**Directive**
The entries below should be given again exactly, minus their pictures.

━━ Rows ━━

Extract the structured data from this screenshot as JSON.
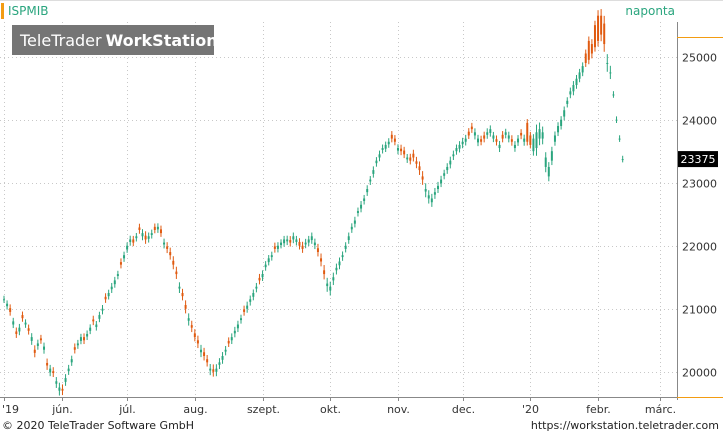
{
  "header": {
    "symbol": "ISPMIB",
    "interval": "naponta",
    "watermark_brand": "TeleTrader",
    "watermark_product": "WorkStation"
  },
  "footer": {
    "copyright": "© 2020 TeleTrader Software GmbH",
    "url": "https://workstation.teletrader.com"
  },
  "colors": {
    "up": "#2aa57e",
    "down": "#e05a10",
    "accent": "#f39c12",
    "grid": "#c8c8c8"
  },
  "chart_data": {
    "type": "candlestick",
    "title": "ISPMIB",
    "period": "naponta",
    "last_value": 23375,
    "y_ticks": [
      20000,
      21000,
      22000,
      23000,
      24000,
      25000
    ],
    "y_tick_labels": [
      "20000",
      "21000",
      "22000",
      "23000",
      "24000",
      "25000"
    ],
    "ylim": [
      19600,
      25550
    ],
    "x_tick_labels": [
      "'19",
      "jún.",
      "júl.",
      "aug.",
      "szept.",
      "okt.",
      "nov.",
      "dec.",
      "'20",
      "febr.",
      "márc."
    ],
    "x_tick_index": [
      0,
      19,
      40,
      62,
      84,
      106,
      128,
      149,
      171,
      193,
      213
    ],
    "x_range": [
      0,
      218
    ],
    "series_close": [
      21150,
      21080,
      20950,
      20800,
      20600,
      20700,
      20850,
      20780,
      20650,
      20550,
      20300,
      20450,
      20500,
      20400,
      20100,
      20050,
      19980,
      19850,
      19750,
      19700,
      19900,
      20050,
      20200,
      20350,
      20450,
      20550,
      20500,
      20600,
      20700,
      20800,
      20750,
      20900,
      21000,
      21150,
      21250,
      21350,
      21450,
      21550,
      21700,
      21850,
      22000,
      22100,
      22050,
      22150,
      22250,
      22200,
      22100,
      22150,
      22200,
      22250,
      22300,
      22200,
      22050,
      21950,
      21850,
      21700,
      21550,
      21350,
      21200,
      21000,
      20850,
      20700,
      20550,
      20450,
      20350,
      20250,
      20150,
      20050,
      20000,
      20050,
      20150,
      20250,
      20350,
      20450,
      20550,
      20650,
      20750,
      20850,
      20950,
      21050,
      21150,
      21250,
      21350,
      21450,
      21550,
      21700,
      21800,
      21850,
      21950,
      22000,
      22050,
      22100,
      22100,
      22050,
      22150,
      22100,
      22000,
      21950,
      22050,
      22100,
      22150,
      22050,
      21900,
      21750,
      21550,
      21400,
      21350,
      21500,
      21650,
      21750,
      21850,
      22000,
      22150,
      22300,
      22400,
      22550,
      22650,
      22750,
      22900,
      23050,
      23200,
      23350,
      23450,
      23550,
      23600,
      23650,
      23700,
      23650,
      23550,
      23500,
      23450,
      23400,
      23350,
      23400,
      23300,
      23200,
      23050,
      22900,
      22800,
      22750,
      22850,
      22950,
      23050,
      23150,
      23250,
      23350,
      23450,
      23550,
      23600,
      23650,
      23700,
      23750,
      23850,
      23800,
      23700,
      23650,
      23700,
      23800,
      23850,
      23750,
      23650,
      23600,
      23700,
      23800,
      23750,
      23650,
      23600,
      23700,
      23750,
      23700,
      23650,
      23600,
      23700,
      23800,
      23850,
      23800,
      23400,
      23250,
      23500,
      23750,
      23900,
      24000,
      24150,
      24300,
      24450,
      24550,
      24650,
      24750,
      24850,
      24900,
      24950,
      25050,
      25150,
      25250,
      25350,
      25200,
      24900,
      24750,
      24400,
      24000,
      23700,
      23375
    ],
    "series_open_offset": [
      0,
      -40,
      60,
      -50,
      40,
      -60,
      50,
      -30,
      40,
      -60,
      50,
      -40,
      30,
      -50,
      40,
      -60,
      30,
      -40,
      -50,
      30,
      -60,
      -40,
      -50,
      40,
      -30,
      -60,
      50,
      -40,
      -50,
      30,
      -40,
      -60,
      -30,
      40,
      -50,
      -40,
      -60,
      -30,
      40,
      -50,
      -60,
      -40,
      50,
      -30,
      40,
      -50,
      60,
      -40,
      -30,
      50,
      -40,
      60,
      -30,
      40,
      50,
      60,
      40,
      -30,
      50,
      60,
      -40,
      40,
      60,
      50,
      -40,
      60,
      50,
      -30,
      40,
      -50,
      -40,
      -60,
      -30,
      40,
      -50,
      -40,
      -60,
      -30,
      40,
      -50,
      -40,
      -60,
      -30,
      40,
      -50,
      -40,
      -60,
      -30,
      40,
      -50,
      -40,
      -60,
      -30,
      40,
      -50,
      -40,
      60,
      50,
      -30,
      -50,
      -60,
      -40,
      60,
      50,
      60,
      -40,
      -60,
      -50,
      -40,
      -60,
      -30,
      -50,
      -60,
      -40,
      -50,
      -30,
      -60,
      -40,
      -50,
      -30,
      -60,
      -40,
      -50,
      -30,
      -60,
      -40,
      60,
      50,
      -40,
      40,
      60,
      -30,
      50,
      60,
      40,
      60,
      50,
      -40,
      -50,
      -60,
      -40,
      -50,
      -60,
      -40,
      -50,
      -60,
      -30,
      -50,
      -60,
      -40,
      -50,
      60,
      40,
      -50,
      -60,
      40,
      50,
      -40,
      -60,
      -50,
      40,
      -50,
      60,
      -40,
      -50,
      40,
      -50,
      -60,
      40,
      -50,
      300,
      150,
      -200,
      -250,
      -150,
      -100,
      -150,
      -150,
      -150,
      -100,
      -100,
      -100,
      -100,
      -50,
      -50,
      -100,
      -100,
      -100,
      -100,
      150,
      300,
      150,
      350,
      400,
      300,
      325
    ],
    "series_range": [
      160,
      150,
      170,
      160,
      180,
      170,
      160,
      150,
      170,
      180,
      200,
      170,
      160,
      180,
      200,
      170,
      180,
      190,
      220,
      200,
      180,
      170,
      160,
      170,
      160,
      150,
      170,
      160,
      150,
      170,
      160,
      150,
      170,
      160,
      150,
      170,
      160,
      150,
      170,
      160,
      150,
      170,
      160,
      150,
      170,
      180,
      200,
      170,
      160,
      150,
      160,
      170,
      180,
      190,
      200,
      210,
      220,
      200,
      190,
      210,
      220,
      200,
      190,
      210,
      220,
      200,
      190,
      210,
      220,
      200,
      190,
      180,
      170,
      160,
      170,
      180,
      170,
      160,
      170,
      180,
      170,
      160,
      170,
      180,
      170,
      160,
      150,
      160,
      170,
      160,
      150,
      160,
      170,
      180,
      170,
      160,
      170,
      180,
      170,
      160,
      170,
      180,
      200,
      220,
      240,
      260,
      230,
      210,
      190,
      180,
      170,
      160,
      170,
      160,
      170,
      160,
      170,
      160,
      170,
      160,
      170,
      160,
      170,
      160,
      150,
      160,
      170,
      160,
      170,
      180,
      170,
      160,
      170,
      180,
      200,
      220,
      240,
      260,
      230,
      210,
      190,
      180,
      170,
      160,
      170,
      180,
      170,
      160,
      170,
      180,
      170,
      160,
      170,
      180,
      170,
      160,
      170,
      180,
      170,
      160,
      170,
      180,
      170,
      160,
      170,
      180,
      170,
      160,
      170,
      180,
      170,
      160,
      200,
      350,
      300,
      260,
      240,
      220,
      200,
      180,
      170,
      160,
      170,
      160,
      170,
      180,
      170,
      160,
      170,
      180,
      200,
      220,
      200,
      250,
      300,
      350,
      400,
      300
    ]
  }
}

━━━

**Reply**
Extract the structured data from this screenshot as JSON.
{
  "header": {
    "symbol": "ISPMIB",
    "interval": "naponta",
    "watermark_brand": "TeleTrader",
    "watermark_product": "WorkStation"
  },
  "footer": {
    "copyright": "© 2020 TeleTrader Software GmbH",
    "url": "https://workstation.teletrader.com"
  },
  "colors": {
    "up": "#2aa57e",
    "down": "#e05a10",
    "accent": "#f39c12",
    "grid": "#c8c8c8"
  },
  "chart_data": {
    "type": "candlestick",
    "title": "ISPMIB",
    "period": "naponta",
    "last_value": 23375,
    "y_ticks": [
      20000,
      21000,
      22000,
      23000,
      24000,
      25000
    ],
    "y_tick_labels": [
      "20000",
      "21000",
      "22000",
      "23000",
      "24000",
      "25000"
    ],
    "ylim": [
      19600,
      25550
    ],
    "x_tick_labels": [
      "'19",
      "jún.",
      "júl.",
      "aug.",
      "szept.",
      "okt.",
      "nov.",
      "dec.",
      "'20",
      "febr.",
      "márc."
    ],
    "x_tick_index": [
      0,
      19,
      40,
      62,
      84,
      106,
      128,
      149,
      171,
      193,
      213
    ],
    "x_range": [
      0,
      218
    ],
    "series_close": [
      21150,
      21080,
      20950,
      20800,
      20600,
      20700,
      20850,
      20780,
      20650,
      20550,
      20300,
      20450,
      20500,
      20400,
      20100,
      20050,
      19980,
      19850,
      19750,
      19700,
      19900,
      20050,
      20200,
      20350,
      20450,
      20550,
      20500,
      20600,
      20700,
      20800,
      20750,
      20900,
      21000,
      21150,
      21250,
      21350,
      21450,
      21550,
      21700,
      21850,
      22000,
      22100,
      22050,
      22150,
      22250,
      22200,
      22100,
      22150,
      22200,
      22250,
      22300,
      22200,
      22050,
      21950,
      21850,
      21700,
      21550,
      21350,
      21200,
      21000,
      20850,
      20700,
      20550,
      20450,
      20350,
      20250,
      20150,
      20050,
      20000,
      20050,
      20150,
      20250,
      20350,
      20450,
      20550,
      20650,
      20750,
      20850,
      20950,
      21050,
      21150,
      21250,
      21350,
      21450,
      21550,
      21700,
      21800,
      21850,
      21950,
      22000,
      22050,
      22100,
      22100,
      22050,
      22150,
      22100,
      22000,
      21950,
      22050,
      22100,
      22150,
      22050,
      21900,
      21750,
      21550,
      21400,
      21350,
      21500,
      21650,
      21750,
      21850,
      22000,
      22150,
      22300,
      22400,
      22550,
      22650,
      22750,
      22900,
      23050,
      23200,
      23350,
      23450,
      23550,
      23600,
      23650,
      23700,
      23650,
      23550,
      23500,
      23450,
      23400,
      23350,
      23400,
      23300,
      23200,
      23050,
      22900,
      22800,
      22750,
      22850,
      22950,
      23050,
      23150,
      23250,
      23350,
      23450,
      23550,
      23600,
      23650,
      23700,
      23750,
      23850,
      23800,
      23700,
      23650,
      23700,
      23800,
      23850,
      23750,
      23650,
      23600,
      23700,
      23800,
      23750,
      23650,
      23600,
      23700,
      23750,
      23700,
      23650,
      23600,
      23700,
      23800,
      23850,
      23800,
      23400,
      23250,
      23500,
      23750,
      23900,
      24000,
      24150,
      24300,
      24450,
      24550,
      24650,
      24750,
      24850,
      24900,
      24950,
      25050,
      25150,
      25250,
      25350,
      25200,
      24900,
      24750,
      24400,
      24000,
      23700,
      23375
    ],
    "series_open_offset": [
      0,
      -40,
      60,
      -50,
      40,
      -60,
      50,
      -30,
      40,
      -60,
      50,
      -40,
      30,
      -50,
      40,
      -60,
      30,
      -40,
      -50,
      30,
      -60,
      -40,
      -50,
      40,
      -30,
      -60,
      50,
      -40,
      -50,
      30,
      -40,
      -60,
      -30,
      40,
      -50,
      -40,
      -60,
      -30,
      40,
      -50,
      -60,
      -40,
      50,
      -30,
      40,
      -50,
      60,
      -40,
      -30,
      50,
      -40,
      60,
      -30,
      40,
      50,
      60,
      40,
      -30,
      50,
      60,
      -40,
      40,
      60,
      50,
      -40,
      60,
      50,
      -30,
      40,
      -50,
      -40,
      -60,
      -30,
      40,
      -50,
      -40,
      -60,
      -30,
      40,
      -50,
      -40,
      -60,
      -30,
      40,
      -50,
      -40,
      -60,
      -30,
      40,
      -50,
      -40,
      -60,
      -30,
      40,
      -50,
      -40,
      60,
      50,
      -30,
      -50,
      -60,
      -40,
      60,
      50,
      60,
      -40,
      -60,
      -50,
      -40,
      -60,
      -30,
      -50,
      -60,
      -40,
      -50,
      -30,
      -60,
      -40,
      -50,
      -30,
      -60,
      -40,
      -50,
      -30,
      -60,
      -40,
      60,
      50,
      -40,
      40,
      60,
      -30,
      50,
      60,
      40,
      60,
      50,
      -40,
      -50,
      -60,
      -40,
      -50,
      -60,
      -40,
      -50,
      -60,
      -30,
      -50,
      -60,
      -40,
      -50,
      60,
      40,
      -50,
      -60,
      40,
      50,
      -40,
      -60,
      -50,
      40,
      -50,
      60,
      -40,
      -50,
      40,
      -50,
      -60,
      40,
      -50,
      300,
      150,
      -200,
      -250,
      -150,
      -100,
      -150,
      -150,
      -150,
      -100,
      -100,
      -100,
      -100,
      -50,
      -50,
      -100,
      -100,
      -100,
      -100,
      150,
      300,
      150,
      350,
      400,
      300,
      325
    ],
    "series_range": [
      160,
      150,
      170,
      160,
      180,
      170,
      160,
      150,
      170,
      180,
      200,
      170,
      160,
      180,
      200,
      170,
      180,
      190,
      220,
      200,
      180,
      170,
      160,
      170,
      160,
      150,
      170,
      160,
      150,
      170,
      160,
      150,
      170,
      160,
      150,
      170,
      160,
      150,
      170,
      160,
      150,
      170,
      160,
      150,
      170,
      180,
      200,
      170,
      160,
      150,
      160,
      170,
      180,
      190,
      200,
      210,
      220,
      200,
      190,
      210,
      220,
      200,
      190,
      210,
      220,
      200,
      190,
      210,
      220,
      200,
      190,
      180,
      170,
      160,
      170,
      180,
      170,
      160,
      170,
      180,
      170,
      160,
      170,
      180,
      170,
      160,
      150,
      160,
      170,
      160,
      150,
      160,
      170,
      180,
      170,
      160,
      170,
      180,
      170,
      160,
      170,
      180,
      200,
      220,
      240,
      260,
      230,
      210,
      190,
      180,
      170,
      160,
      170,
      160,
      170,
      160,
      170,
      160,
      170,
      160,
      170,
      160,
      170,
      160,
      150,
      160,
      170,
      160,
      170,
      180,
      170,
      160,
      170,
      180,
      200,
      220,
      240,
      260,
      230,
      210,
      190,
      180,
      170,
      160,
      170,
      180,
      170,
      160,
      170,
      180,
      170,
      160,
      170,
      180,
      170,
      160,
      170,
      180,
      170,
      160,
      170,
      180,
      170,
      160,
      170,
      180,
      170,
      160,
      170,
      180,
      170,
      160,
      200,
      350,
      300,
      260,
      240,
      220,
      200,
      180,
      170,
      160,
      170,
      160,
      170,
      180,
      170,
      160,
      170,
      180,
      200,
      220,
      200,
      250,
      300,
      350,
      400,
      300
    ]
  }
}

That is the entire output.